Data provided:
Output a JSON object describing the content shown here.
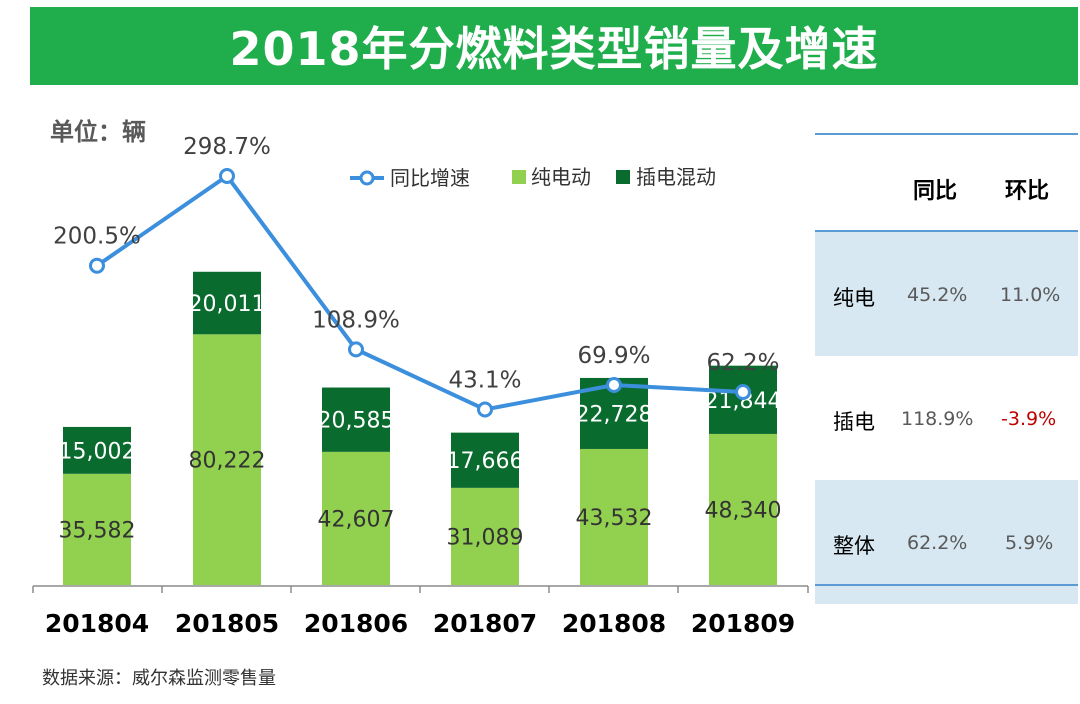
{
  "title": "2018年分燃料类型销量及增速",
  "unit_label": "单位：辆",
  "source_note": "数据来源：威尔森监测零售量",
  "colors": {
    "title_bg": "#1fae4b",
    "bev": "#92d050",
    "phev": "#0a6b2f",
    "line": "#3c8fdc"
  },
  "chart_data": {
    "type": "bar",
    "stacked": true,
    "categories": [
      "201804",
      "201805",
      "201806",
      "201807",
      "201808",
      "201809"
    ],
    "series": [
      {
        "name": "纯电动",
        "values": [
          35582,
          80222,
          42607,
          31089,
          43532,
          48340
        ]
      },
      {
        "name": "插电混动",
        "values": [
          15002,
          20011,
          20585,
          17666,
          22728,
          21844
        ]
      }
    ],
    "line_series": {
      "name": "同比增速",
      "values": [
        200.5,
        298.7,
        108.9,
        43.1,
        69.9,
        62.2
      ],
      "labels": [
        "200.5%",
        "298.7%",
        "108.9%",
        "43.1%",
        "69.9%",
        "62.2%"
      ]
    },
    "bar_labels": {
      "bev": [
        "35,582",
        "80,222",
        "42,607",
        "31,089",
        "43,532",
        "48,340"
      ],
      "phev": [
        "15,002",
        "20,011",
        "20,585",
        "17,666",
        "22,728",
        "21,844"
      ]
    },
    "legend": [
      "同比增速",
      "纯电动",
      "插电混动"
    ],
    "ylim": [
      0,
      120000
    ],
    "line_ylim": [
      -160,
      360
    ]
  },
  "side_table": {
    "headers": [
      "同比",
      "环比"
    ],
    "rows": [
      {
        "label": "纯电",
        "yoy": "45.2%",
        "mom": "11.0%",
        "mom_negative": false
      },
      {
        "label": "插电",
        "yoy": "118.9%",
        "mom": "-3.9%",
        "mom_negative": true
      },
      {
        "label": "整体",
        "yoy": "62.2%",
        "mom": "5.9%",
        "mom_negative": false
      }
    ]
  }
}
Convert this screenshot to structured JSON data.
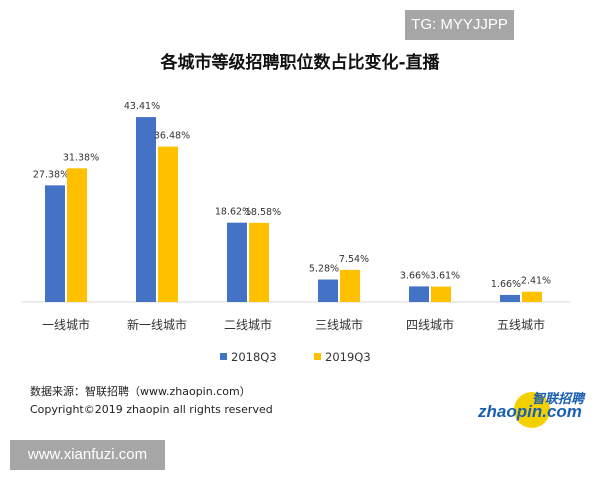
{
  "watermark_top": "TG: MYYJJPP",
  "watermark_bottom": "www.xianfuzi.com",
  "source": "数据来源：智联招聘（www.zhaopin.com）",
  "copyright": "Copyright©2019 zhaopin all rights reserved",
  "logo": {
    "cn": "智联招聘",
    "en": "zhaopin.com"
  },
  "colors": {
    "2018Q3": "#4472C4",
    "2019Q3": "#FFC000"
  },
  "chart_data": {
    "type": "bar",
    "title": "各城市等级招聘职位数占比变化-直播",
    "categories": [
      "一线城市",
      "新一线城市",
      "二线城市",
      "三线城市",
      "四线城市",
      "五线城市"
    ],
    "series": [
      {
        "name": "2018Q3",
        "values": [
          27.38,
          43.41,
          18.62,
          5.28,
          3.66,
          1.66
        ],
        "labels": [
          "27.38%",
          "43.41%",
          "18.62%",
          "5.28%",
          "3.66%",
          "1.66%"
        ]
      },
      {
        "name": "2019Q3",
        "values": [
          31.38,
          36.48,
          18.58,
          7.54,
          3.61,
          2.41
        ],
        "labels": [
          "31.38%",
          "36.48%",
          "18.58%",
          "7.54%",
          "3.61%",
          "2.41%"
        ]
      }
    ],
    "legend": "bottom",
    "grid": false
  }
}
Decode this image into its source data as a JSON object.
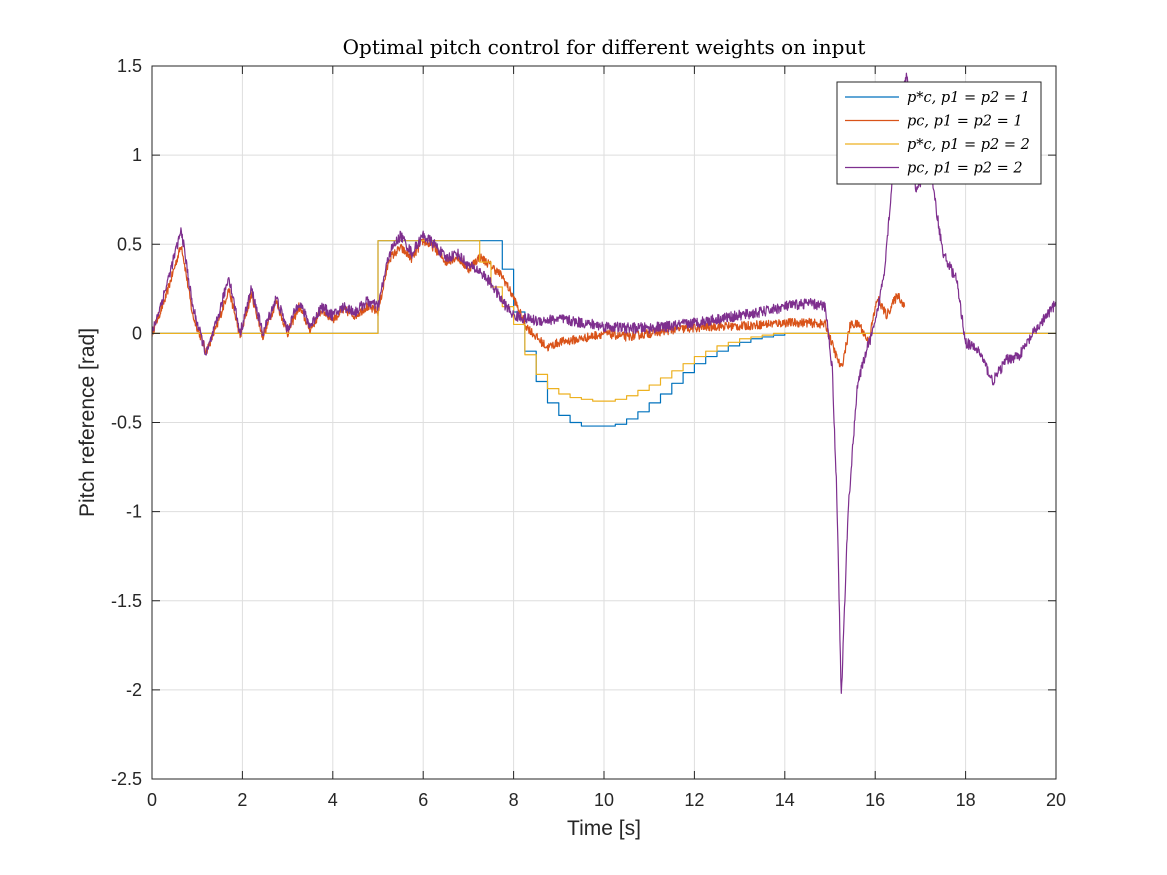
{
  "chart_data": {
    "type": "line",
    "title": "Optimal pitch control for different weights on input",
    "xlabel": "Time [s]",
    "ylabel": "Pitch reference [rad]",
    "xlim": [
      0,
      20
    ],
    "ylim": [
      -2.5,
      1.5
    ],
    "xticks": [
      0,
      2,
      4,
      6,
      8,
      10,
      12,
      14,
      16,
      18,
      20
    ],
    "yticks": [
      -2.5,
      -2,
      -1.5,
      -1,
      -0.5,
      0,
      0.5,
      1,
      1.5
    ],
    "grid": true,
    "legend_position": "top-right",
    "series": [
      {
        "name": "p*_c, p1 = p2 = 1",
        "legend_label": "p*c, p1 = p2 = 1",
        "color": "#0072BD",
        "step": true,
        "x": [
          0,
          5,
          5.25,
          5.5,
          5.75,
          6,
          6.25,
          6.5,
          6.75,
          7,
          7.25,
          7.5,
          7.75,
          8,
          8.25,
          8.5,
          8.75,
          9,
          9.25,
          9.5,
          9.75,
          10,
          10.25,
          10.5,
          10.75,
          11,
          11.25,
          11.5,
          11.75,
          12,
          12.25,
          12.5,
          12.75,
          13,
          13.25,
          13.5,
          13.75,
          14,
          14.25,
          14.5,
          14.75,
          15,
          15.25,
          16,
          17,
          18,
          19,
          20
        ],
        "y": [
          0,
          0.52,
          0.52,
          0.52,
          0.52,
          0.52,
          0.52,
          0.52,
          0.52,
          0.52,
          0.52,
          0.52,
          0.36,
          0.12,
          -0.1,
          -0.27,
          -0.39,
          -0.46,
          -0.5,
          -0.52,
          -0.52,
          -0.52,
          -0.51,
          -0.48,
          -0.44,
          -0.39,
          -0.34,
          -0.28,
          -0.22,
          -0.17,
          -0.13,
          -0.1,
          -0.07,
          -0.05,
          -0.03,
          -0.02,
          -0.01,
          0,
          0,
          0,
          0,
          0,
          0,
          0,
          0,
          0,
          0,
          0
        ]
      },
      {
        "name": "p_c, p1 = p2 = 1",
        "legend_label": "pc, p1 = p2 = 1",
        "color": "#D95319",
        "noise": 0.025,
        "x": [
          0,
          0.3,
          0.65,
          0.9,
          1.2,
          1.45,
          1.7,
          1.95,
          2.2,
          2.45,
          2.75,
          3.0,
          3.25,
          3.5,
          3.75,
          4.0,
          4.25,
          4.5,
          4.75,
          5.0,
          5.25,
          5.5,
          5.75,
          6.0,
          6.25,
          6.5,
          6.75,
          7.0,
          7.25,
          7.5,
          7.75,
          8.0,
          8.25,
          8.5,
          8.75,
          9.0,
          9.5,
          10.0,
          10.5,
          11.0,
          11.5,
          12.0,
          12.5,
          13.0,
          13.5,
          14.0,
          14.5,
          14.9,
          15.1,
          15.25,
          15.45,
          15.65,
          15.85,
          16.05,
          16.25,
          16.5,
          16.65
        ],
        "y": [
          0,
          0.2,
          0.5,
          0.1,
          -0.1,
          0.05,
          0.25,
          -0.02,
          0.22,
          -0.02,
          0.18,
          0.0,
          0.15,
          0.02,
          0.13,
          0.08,
          0.13,
          0.1,
          0.15,
          0.12,
          0.42,
          0.48,
          0.42,
          0.52,
          0.48,
          0.4,
          0.43,
          0.36,
          0.43,
          0.38,
          0.32,
          0.2,
          0.05,
          -0.02,
          -0.08,
          -0.05,
          -0.03,
          0.0,
          -0.02,
          0.0,
          0.02,
          0.03,
          0.04,
          0.04,
          0.05,
          0.06,
          0.06,
          0.05,
          -0.1,
          -0.2,
          0.05,
          0.05,
          -0.05,
          0.2,
          0.1,
          0.22,
          0.15
        ]
      },
      {
        "name": "p*_c, p1 = p2 = 2",
        "legend_label": "p*c, p1 = p2 = 2",
        "color": "#EDB120",
        "step": true,
        "x": [
          0,
          5,
          5.25,
          5.5,
          5.75,
          6,
          6.25,
          6.5,
          6.75,
          7,
          7.25,
          7.5,
          7.75,
          8,
          8.25,
          8.5,
          8.75,
          9,
          9.25,
          9.5,
          9.75,
          10,
          10.25,
          10.5,
          10.75,
          11,
          11.25,
          11.5,
          11.75,
          12,
          12.25,
          12.5,
          12.75,
          13,
          13.25,
          13.5,
          13.75,
          14,
          14.25,
          14.5,
          14.75,
          15,
          15.25,
          16,
          17,
          18,
          19,
          20
        ],
        "y": [
          0,
          0.52,
          0.52,
          0.52,
          0.52,
          0.52,
          0.52,
          0.52,
          0.52,
          0.52,
          0.4,
          0.26,
          0.15,
          0.05,
          -0.12,
          -0.23,
          -0.31,
          -0.34,
          -0.36,
          -0.37,
          -0.38,
          -0.38,
          -0.37,
          -0.35,
          -0.32,
          -0.29,
          -0.25,
          -0.21,
          -0.17,
          -0.13,
          -0.1,
          -0.07,
          -0.05,
          -0.03,
          -0.02,
          -0.01,
          0,
          0,
          0,
          0,
          0,
          0,
          0,
          0,
          0,
          0,
          0,
          0
        ]
      },
      {
        "name": "p_c, p1 = p2 = 2",
        "legend_label": "pc, p1 = p2 = 2",
        "color": "#7E2F8E",
        "noise": 0.03,
        "x": [
          0,
          0.3,
          0.65,
          0.9,
          1.2,
          1.45,
          1.7,
          1.95,
          2.2,
          2.45,
          2.75,
          3.0,
          3.25,
          3.5,
          3.75,
          4.0,
          4.25,
          4.5,
          4.75,
          5.0,
          5.25,
          5.5,
          5.75,
          6.0,
          6.25,
          6.5,
          6.75,
          7.0,
          7.25,
          7.5,
          7.75,
          8.0,
          8.5,
          9.0,
          9.5,
          10.0,
          10.5,
          11.0,
          11.5,
          12.0,
          12.5,
          13.0,
          13.5,
          14.0,
          14.5,
          14.9,
          15.05,
          15.15,
          15.25,
          15.4,
          15.6,
          15.8,
          16.0,
          16.2,
          16.5,
          16.7,
          16.9,
          17.2,
          17.5,
          17.8,
          18.0,
          18.3,
          18.6,
          18.9,
          19.2,
          19.5,
          19.8,
          20.0
        ],
        "y": [
          0,
          0.25,
          0.58,
          0.15,
          -0.12,
          0.08,
          0.32,
          0.0,
          0.25,
          0.0,
          0.2,
          0.02,
          0.18,
          0.04,
          0.15,
          0.1,
          0.15,
          0.12,
          0.18,
          0.15,
          0.45,
          0.55,
          0.45,
          0.55,
          0.5,
          0.42,
          0.45,
          0.38,
          0.35,
          0.28,
          0.18,
          0.1,
          0.07,
          0.08,
          0.06,
          0.04,
          0.03,
          0.03,
          0.04,
          0.06,
          0.08,
          0.1,
          0.12,
          0.15,
          0.17,
          0.15,
          -0.2,
          -0.9,
          -2.04,
          -1.0,
          -0.3,
          -0.1,
          0.05,
          0.35,
          1.2,
          1.45,
          0.8,
          0.95,
          0.45,
          0.3,
          -0.05,
          -0.1,
          -0.27,
          -0.15,
          -0.12,
          0.0,
          0.1,
          0.17
        ]
      }
    ]
  }
}
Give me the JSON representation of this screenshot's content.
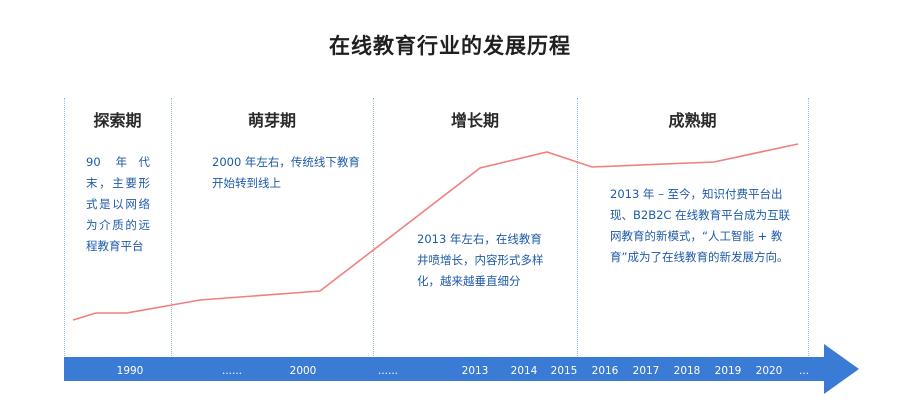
{
  "title": "在线教育行业的发展历程",
  "phases": [
    {
      "name": "探索期",
      "desc": "90 年代末，主要形式是以网络为介质的远程教育平台"
    },
    {
      "name": "萌芽期",
      "desc": "2000 年左右，传统线下教育开始转到线上"
    },
    {
      "name": "增长期",
      "desc": "2013 年左右，在线教育井喷增长，内容形式多样化，越来越垂直细分"
    },
    {
      "name": "成熟期",
      "desc": "2013 年 – 至今，知识付费平台出现、B2B2C 在线教育平台成为互联网教育的新模式，“人工智能 + 教育”成为了在线教育的新发展方向。"
    }
  ],
  "timeline": {
    "labels": [
      "1990",
      "......",
      "2000",
      "......",
      "2013",
      "2014",
      "2015",
      "2016",
      "2017",
      "2018",
      "2019",
      "2020",
      "..."
    ]
  },
  "colors": {
    "line": "#f07f7f",
    "arrow": "#3a7bd5",
    "desc_text": "#1e5ba8"
  }
}
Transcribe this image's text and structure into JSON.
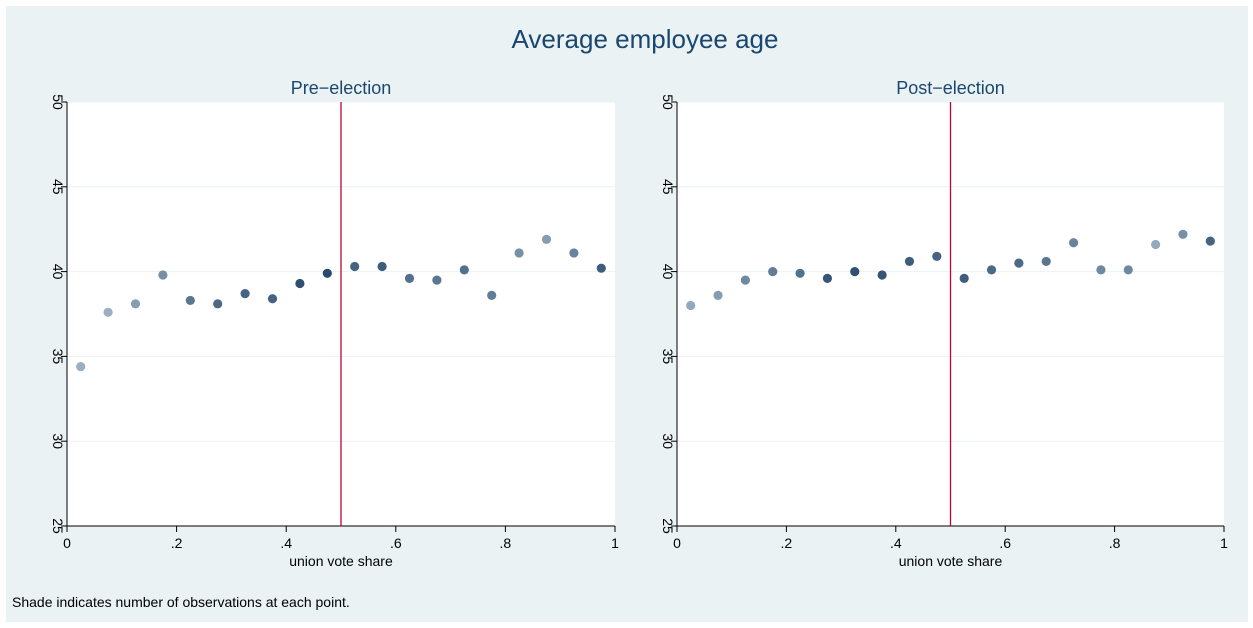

Given instruction: Track down every line holding the string "content" and copy it.

Finished exercise:
Output a JSON object describing the content shown here.
Give me the JSON representation of this screenshot's content.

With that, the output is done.